[Saved data entries]

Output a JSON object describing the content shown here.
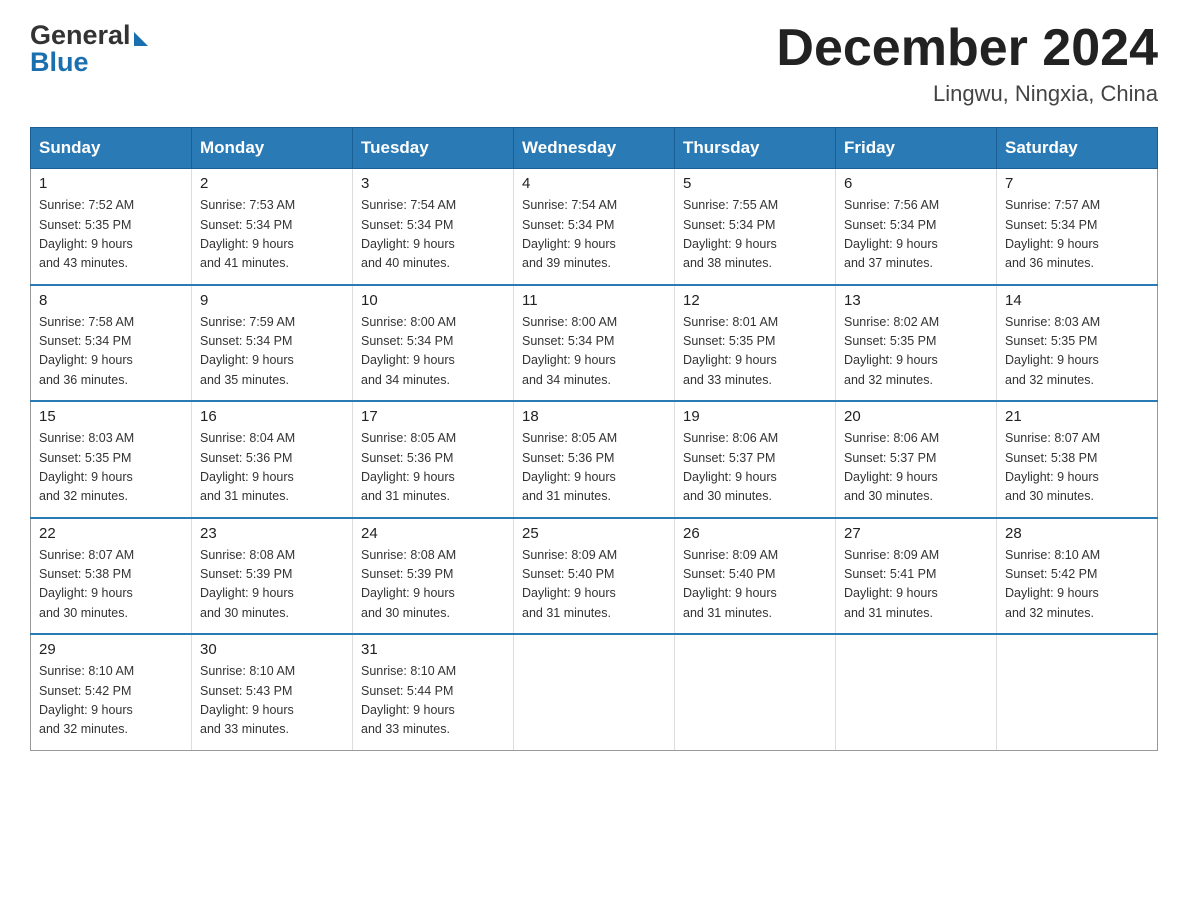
{
  "header": {
    "logo_general": "General",
    "logo_blue": "Blue",
    "month_title": "December 2024",
    "location": "Lingwu, Ningxia, China"
  },
  "days_of_week": [
    "Sunday",
    "Monday",
    "Tuesday",
    "Wednesday",
    "Thursday",
    "Friday",
    "Saturday"
  ],
  "weeks": [
    [
      {
        "day": "1",
        "sunrise": "7:52 AM",
        "sunset": "5:35 PM",
        "daylight": "9 hours and 43 minutes."
      },
      {
        "day": "2",
        "sunrise": "7:53 AM",
        "sunset": "5:34 PM",
        "daylight": "9 hours and 41 minutes."
      },
      {
        "day": "3",
        "sunrise": "7:54 AM",
        "sunset": "5:34 PM",
        "daylight": "9 hours and 40 minutes."
      },
      {
        "day": "4",
        "sunrise": "7:54 AM",
        "sunset": "5:34 PM",
        "daylight": "9 hours and 39 minutes."
      },
      {
        "day": "5",
        "sunrise": "7:55 AM",
        "sunset": "5:34 PM",
        "daylight": "9 hours and 38 minutes."
      },
      {
        "day": "6",
        "sunrise": "7:56 AM",
        "sunset": "5:34 PM",
        "daylight": "9 hours and 37 minutes."
      },
      {
        "day": "7",
        "sunrise": "7:57 AM",
        "sunset": "5:34 PM",
        "daylight": "9 hours and 36 minutes."
      }
    ],
    [
      {
        "day": "8",
        "sunrise": "7:58 AM",
        "sunset": "5:34 PM",
        "daylight": "9 hours and 36 minutes."
      },
      {
        "day": "9",
        "sunrise": "7:59 AM",
        "sunset": "5:34 PM",
        "daylight": "9 hours and 35 minutes."
      },
      {
        "day": "10",
        "sunrise": "8:00 AM",
        "sunset": "5:34 PM",
        "daylight": "9 hours and 34 minutes."
      },
      {
        "day": "11",
        "sunrise": "8:00 AM",
        "sunset": "5:34 PM",
        "daylight": "9 hours and 34 minutes."
      },
      {
        "day": "12",
        "sunrise": "8:01 AM",
        "sunset": "5:35 PM",
        "daylight": "9 hours and 33 minutes."
      },
      {
        "day": "13",
        "sunrise": "8:02 AM",
        "sunset": "5:35 PM",
        "daylight": "9 hours and 32 minutes."
      },
      {
        "day": "14",
        "sunrise": "8:03 AM",
        "sunset": "5:35 PM",
        "daylight": "9 hours and 32 minutes."
      }
    ],
    [
      {
        "day": "15",
        "sunrise": "8:03 AM",
        "sunset": "5:35 PM",
        "daylight": "9 hours and 32 minutes."
      },
      {
        "day": "16",
        "sunrise": "8:04 AM",
        "sunset": "5:36 PM",
        "daylight": "9 hours and 31 minutes."
      },
      {
        "day": "17",
        "sunrise": "8:05 AM",
        "sunset": "5:36 PM",
        "daylight": "9 hours and 31 minutes."
      },
      {
        "day": "18",
        "sunrise": "8:05 AM",
        "sunset": "5:36 PM",
        "daylight": "9 hours and 31 minutes."
      },
      {
        "day": "19",
        "sunrise": "8:06 AM",
        "sunset": "5:37 PM",
        "daylight": "9 hours and 30 minutes."
      },
      {
        "day": "20",
        "sunrise": "8:06 AM",
        "sunset": "5:37 PM",
        "daylight": "9 hours and 30 minutes."
      },
      {
        "day": "21",
        "sunrise": "8:07 AM",
        "sunset": "5:38 PM",
        "daylight": "9 hours and 30 minutes."
      }
    ],
    [
      {
        "day": "22",
        "sunrise": "8:07 AM",
        "sunset": "5:38 PM",
        "daylight": "9 hours and 30 minutes."
      },
      {
        "day": "23",
        "sunrise": "8:08 AM",
        "sunset": "5:39 PM",
        "daylight": "9 hours and 30 minutes."
      },
      {
        "day": "24",
        "sunrise": "8:08 AM",
        "sunset": "5:39 PM",
        "daylight": "9 hours and 30 minutes."
      },
      {
        "day": "25",
        "sunrise": "8:09 AM",
        "sunset": "5:40 PM",
        "daylight": "9 hours and 31 minutes."
      },
      {
        "day": "26",
        "sunrise": "8:09 AM",
        "sunset": "5:40 PM",
        "daylight": "9 hours and 31 minutes."
      },
      {
        "day": "27",
        "sunrise": "8:09 AM",
        "sunset": "5:41 PM",
        "daylight": "9 hours and 31 minutes."
      },
      {
        "day": "28",
        "sunrise": "8:10 AM",
        "sunset": "5:42 PM",
        "daylight": "9 hours and 32 minutes."
      }
    ],
    [
      {
        "day": "29",
        "sunrise": "8:10 AM",
        "sunset": "5:42 PM",
        "daylight": "9 hours and 32 minutes."
      },
      {
        "day": "30",
        "sunrise": "8:10 AM",
        "sunset": "5:43 PM",
        "daylight": "9 hours and 33 minutes."
      },
      {
        "day": "31",
        "sunrise": "8:10 AM",
        "sunset": "5:44 PM",
        "daylight": "9 hours and 33 minutes."
      },
      null,
      null,
      null,
      null
    ]
  ],
  "labels": {
    "sunrise": "Sunrise:",
    "sunset": "Sunset:",
    "daylight": "Daylight:"
  }
}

▶ [WHAT YOU SHOULD DO]:
Restate the entire listing word for word, excluding pictures.

▶ [FULL ANSWER]:
Output a JSON object describing the content shown here.
{
  "header": {
    "logo_general": "General",
    "logo_blue": "Blue",
    "month_title": "December 2024",
    "location": "Lingwu, Ningxia, China"
  },
  "days_of_week": [
    "Sunday",
    "Monday",
    "Tuesday",
    "Wednesday",
    "Thursday",
    "Friday",
    "Saturday"
  ],
  "weeks": [
    [
      {
        "day": "1",
        "sunrise": "7:52 AM",
        "sunset": "5:35 PM",
        "daylight": "9 hours and 43 minutes."
      },
      {
        "day": "2",
        "sunrise": "7:53 AM",
        "sunset": "5:34 PM",
        "daylight": "9 hours and 41 minutes."
      },
      {
        "day": "3",
        "sunrise": "7:54 AM",
        "sunset": "5:34 PM",
        "daylight": "9 hours and 40 minutes."
      },
      {
        "day": "4",
        "sunrise": "7:54 AM",
        "sunset": "5:34 PM",
        "daylight": "9 hours and 39 minutes."
      },
      {
        "day": "5",
        "sunrise": "7:55 AM",
        "sunset": "5:34 PM",
        "daylight": "9 hours and 38 minutes."
      },
      {
        "day": "6",
        "sunrise": "7:56 AM",
        "sunset": "5:34 PM",
        "daylight": "9 hours and 37 minutes."
      },
      {
        "day": "7",
        "sunrise": "7:57 AM",
        "sunset": "5:34 PM",
        "daylight": "9 hours and 36 minutes."
      }
    ],
    [
      {
        "day": "8",
        "sunrise": "7:58 AM",
        "sunset": "5:34 PM",
        "daylight": "9 hours and 36 minutes."
      },
      {
        "day": "9",
        "sunrise": "7:59 AM",
        "sunset": "5:34 PM",
        "daylight": "9 hours and 35 minutes."
      },
      {
        "day": "10",
        "sunrise": "8:00 AM",
        "sunset": "5:34 PM",
        "daylight": "9 hours and 34 minutes."
      },
      {
        "day": "11",
        "sunrise": "8:00 AM",
        "sunset": "5:34 PM",
        "daylight": "9 hours and 34 minutes."
      },
      {
        "day": "12",
        "sunrise": "8:01 AM",
        "sunset": "5:35 PM",
        "daylight": "9 hours and 33 minutes."
      },
      {
        "day": "13",
        "sunrise": "8:02 AM",
        "sunset": "5:35 PM",
        "daylight": "9 hours and 32 minutes."
      },
      {
        "day": "14",
        "sunrise": "8:03 AM",
        "sunset": "5:35 PM",
        "daylight": "9 hours and 32 minutes."
      }
    ],
    [
      {
        "day": "15",
        "sunrise": "8:03 AM",
        "sunset": "5:35 PM",
        "daylight": "9 hours and 32 minutes."
      },
      {
        "day": "16",
        "sunrise": "8:04 AM",
        "sunset": "5:36 PM",
        "daylight": "9 hours and 31 minutes."
      },
      {
        "day": "17",
        "sunrise": "8:05 AM",
        "sunset": "5:36 PM",
        "daylight": "9 hours and 31 minutes."
      },
      {
        "day": "18",
        "sunrise": "8:05 AM",
        "sunset": "5:36 PM",
        "daylight": "9 hours and 31 minutes."
      },
      {
        "day": "19",
        "sunrise": "8:06 AM",
        "sunset": "5:37 PM",
        "daylight": "9 hours and 30 minutes."
      },
      {
        "day": "20",
        "sunrise": "8:06 AM",
        "sunset": "5:37 PM",
        "daylight": "9 hours and 30 minutes."
      },
      {
        "day": "21",
        "sunrise": "8:07 AM",
        "sunset": "5:38 PM",
        "daylight": "9 hours and 30 minutes."
      }
    ],
    [
      {
        "day": "22",
        "sunrise": "8:07 AM",
        "sunset": "5:38 PM",
        "daylight": "9 hours and 30 minutes."
      },
      {
        "day": "23",
        "sunrise": "8:08 AM",
        "sunset": "5:39 PM",
        "daylight": "9 hours and 30 minutes."
      },
      {
        "day": "24",
        "sunrise": "8:08 AM",
        "sunset": "5:39 PM",
        "daylight": "9 hours and 30 minutes."
      },
      {
        "day": "25",
        "sunrise": "8:09 AM",
        "sunset": "5:40 PM",
        "daylight": "9 hours and 31 minutes."
      },
      {
        "day": "26",
        "sunrise": "8:09 AM",
        "sunset": "5:40 PM",
        "daylight": "9 hours and 31 minutes."
      },
      {
        "day": "27",
        "sunrise": "8:09 AM",
        "sunset": "5:41 PM",
        "daylight": "9 hours and 31 minutes."
      },
      {
        "day": "28",
        "sunrise": "8:10 AM",
        "sunset": "5:42 PM",
        "daylight": "9 hours and 32 minutes."
      }
    ],
    [
      {
        "day": "29",
        "sunrise": "8:10 AM",
        "sunset": "5:42 PM",
        "daylight": "9 hours and 32 minutes."
      },
      {
        "day": "30",
        "sunrise": "8:10 AM",
        "sunset": "5:43 PM",
        "daylight": "9 hours and 33 minutes."
      },
      {
        "day": "31",
        "sunrise": "8:10 AM",
        "sunset": "5:44 PM",
        "daylight": "9 hours and 33 minutes."
      },
      null,
      null,
      null,
      null
    ]
  ],
  "labels": {
    "sunrise": "Sunrise:",
    "sunset": "Sunset:",
    "daylight": "Daylight:"
  }
}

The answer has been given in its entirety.